**Problem to work on**
Turn the data, from its first line through the line containing "shortcuts-section: 快捷方式 导入历史项目" (both included), into a Markdown table with the columns "Row" and "Line", leaving out any blank lines.

Data excerpted from a collection
# # # #

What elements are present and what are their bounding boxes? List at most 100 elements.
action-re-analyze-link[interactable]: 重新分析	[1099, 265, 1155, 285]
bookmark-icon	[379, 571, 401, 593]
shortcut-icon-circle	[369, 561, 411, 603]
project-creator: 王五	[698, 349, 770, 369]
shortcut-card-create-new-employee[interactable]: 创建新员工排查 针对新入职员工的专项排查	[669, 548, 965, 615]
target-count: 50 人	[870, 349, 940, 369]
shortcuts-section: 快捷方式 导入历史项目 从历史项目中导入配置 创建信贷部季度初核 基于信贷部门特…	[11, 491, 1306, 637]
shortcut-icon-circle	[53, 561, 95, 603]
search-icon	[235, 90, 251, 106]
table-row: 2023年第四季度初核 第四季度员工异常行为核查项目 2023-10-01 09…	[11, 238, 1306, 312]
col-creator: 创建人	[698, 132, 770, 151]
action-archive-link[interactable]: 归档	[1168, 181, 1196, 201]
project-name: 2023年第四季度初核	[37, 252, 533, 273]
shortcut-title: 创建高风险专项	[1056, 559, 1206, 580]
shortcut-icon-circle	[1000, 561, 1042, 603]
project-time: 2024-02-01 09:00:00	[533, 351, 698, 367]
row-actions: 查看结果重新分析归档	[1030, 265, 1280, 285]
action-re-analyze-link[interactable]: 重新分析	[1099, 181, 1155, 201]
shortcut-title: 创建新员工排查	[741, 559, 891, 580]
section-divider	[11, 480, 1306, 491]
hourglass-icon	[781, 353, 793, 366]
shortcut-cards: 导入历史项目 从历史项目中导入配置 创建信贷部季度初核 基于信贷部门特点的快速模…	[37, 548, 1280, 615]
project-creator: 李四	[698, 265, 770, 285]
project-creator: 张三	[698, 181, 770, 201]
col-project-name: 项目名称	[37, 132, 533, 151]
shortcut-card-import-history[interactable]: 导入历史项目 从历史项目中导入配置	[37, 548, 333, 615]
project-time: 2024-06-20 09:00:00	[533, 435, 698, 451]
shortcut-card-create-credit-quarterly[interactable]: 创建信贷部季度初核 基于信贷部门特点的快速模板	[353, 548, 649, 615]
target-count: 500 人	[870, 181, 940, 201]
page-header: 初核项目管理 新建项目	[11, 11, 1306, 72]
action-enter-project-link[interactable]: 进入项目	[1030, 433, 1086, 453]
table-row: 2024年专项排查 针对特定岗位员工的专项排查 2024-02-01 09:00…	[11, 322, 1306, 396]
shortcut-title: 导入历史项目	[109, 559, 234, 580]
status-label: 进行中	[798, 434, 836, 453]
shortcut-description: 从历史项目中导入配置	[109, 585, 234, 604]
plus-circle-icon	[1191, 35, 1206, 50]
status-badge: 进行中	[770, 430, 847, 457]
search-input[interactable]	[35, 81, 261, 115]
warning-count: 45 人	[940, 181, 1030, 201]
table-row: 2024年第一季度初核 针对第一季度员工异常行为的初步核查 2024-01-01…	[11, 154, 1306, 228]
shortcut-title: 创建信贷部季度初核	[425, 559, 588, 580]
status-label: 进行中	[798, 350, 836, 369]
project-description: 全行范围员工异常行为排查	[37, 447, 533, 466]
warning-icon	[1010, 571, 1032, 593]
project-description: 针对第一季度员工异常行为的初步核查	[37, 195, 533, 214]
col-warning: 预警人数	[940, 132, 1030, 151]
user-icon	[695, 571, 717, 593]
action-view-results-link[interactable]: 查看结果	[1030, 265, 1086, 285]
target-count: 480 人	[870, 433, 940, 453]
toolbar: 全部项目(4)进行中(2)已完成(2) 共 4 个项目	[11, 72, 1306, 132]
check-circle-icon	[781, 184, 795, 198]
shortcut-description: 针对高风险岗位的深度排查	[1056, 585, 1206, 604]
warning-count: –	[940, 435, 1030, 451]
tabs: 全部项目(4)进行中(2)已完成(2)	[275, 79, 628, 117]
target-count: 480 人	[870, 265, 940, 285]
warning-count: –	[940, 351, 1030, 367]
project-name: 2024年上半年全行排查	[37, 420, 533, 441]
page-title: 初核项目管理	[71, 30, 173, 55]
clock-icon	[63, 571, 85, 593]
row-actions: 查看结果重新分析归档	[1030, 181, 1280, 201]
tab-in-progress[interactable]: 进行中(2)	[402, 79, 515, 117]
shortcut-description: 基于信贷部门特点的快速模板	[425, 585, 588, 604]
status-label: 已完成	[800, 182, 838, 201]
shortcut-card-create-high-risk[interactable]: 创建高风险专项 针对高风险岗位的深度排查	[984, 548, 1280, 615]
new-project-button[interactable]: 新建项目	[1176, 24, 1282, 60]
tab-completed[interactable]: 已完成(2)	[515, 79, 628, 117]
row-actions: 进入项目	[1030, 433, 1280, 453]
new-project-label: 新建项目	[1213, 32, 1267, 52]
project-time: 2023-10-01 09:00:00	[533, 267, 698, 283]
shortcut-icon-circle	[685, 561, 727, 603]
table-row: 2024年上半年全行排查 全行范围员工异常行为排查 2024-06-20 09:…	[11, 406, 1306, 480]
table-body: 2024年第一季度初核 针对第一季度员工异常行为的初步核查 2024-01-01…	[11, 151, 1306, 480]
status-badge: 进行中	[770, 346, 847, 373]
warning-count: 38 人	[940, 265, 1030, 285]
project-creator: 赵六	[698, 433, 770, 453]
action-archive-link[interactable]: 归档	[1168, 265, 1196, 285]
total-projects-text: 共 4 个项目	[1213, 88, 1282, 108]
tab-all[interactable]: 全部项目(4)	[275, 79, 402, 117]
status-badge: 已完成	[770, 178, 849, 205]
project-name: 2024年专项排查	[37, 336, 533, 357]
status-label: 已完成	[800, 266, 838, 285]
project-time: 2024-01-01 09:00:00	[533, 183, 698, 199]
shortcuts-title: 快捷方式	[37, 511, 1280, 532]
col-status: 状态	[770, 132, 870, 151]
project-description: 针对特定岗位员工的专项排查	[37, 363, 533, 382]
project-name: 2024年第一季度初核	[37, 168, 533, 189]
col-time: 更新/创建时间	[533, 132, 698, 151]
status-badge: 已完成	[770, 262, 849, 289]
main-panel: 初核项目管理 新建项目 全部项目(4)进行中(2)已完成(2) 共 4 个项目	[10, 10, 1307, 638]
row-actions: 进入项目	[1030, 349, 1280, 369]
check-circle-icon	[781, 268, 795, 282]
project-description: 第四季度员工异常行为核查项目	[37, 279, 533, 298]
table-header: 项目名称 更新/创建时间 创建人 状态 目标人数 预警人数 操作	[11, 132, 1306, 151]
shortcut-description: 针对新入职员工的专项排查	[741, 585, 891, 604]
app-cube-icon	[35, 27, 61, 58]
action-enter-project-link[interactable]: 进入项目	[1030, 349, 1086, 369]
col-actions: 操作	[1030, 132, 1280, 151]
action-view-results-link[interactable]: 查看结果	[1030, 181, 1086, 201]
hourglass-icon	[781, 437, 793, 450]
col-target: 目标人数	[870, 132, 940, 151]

# # # #

**Complete output**
| Row | Line |
|---|---|
| 1 | What elements are present and what are their bounding boxes? List at most 100 elements. |
| 2 | action-re-analyze-link[interactable]: 重新分析	[1099, 265, 1155, 285] |
| 3 | bookmark-icon	[379, 571, 401, 593] |
| 4 | shortcut-icon-circle	[369, 561, 411, 603] |
| 5 | project-creator: 王五	[698, 349, 770, 369] |
| 6 | shortcut-card-create-new-employee[interactable]: 创建新员工排查 针对新入职员工的专项排查	[669, 548, 965, 615] |
| 7 | target-count: 50 人	[870, 349, 940, 369] |
| 8 | shortcuts-section: 快捷方式 导入历史项目 从历史项目中导入配置 创建信贷部季度初核 基于信贷部门特…	[11, 491, 1306, 637] |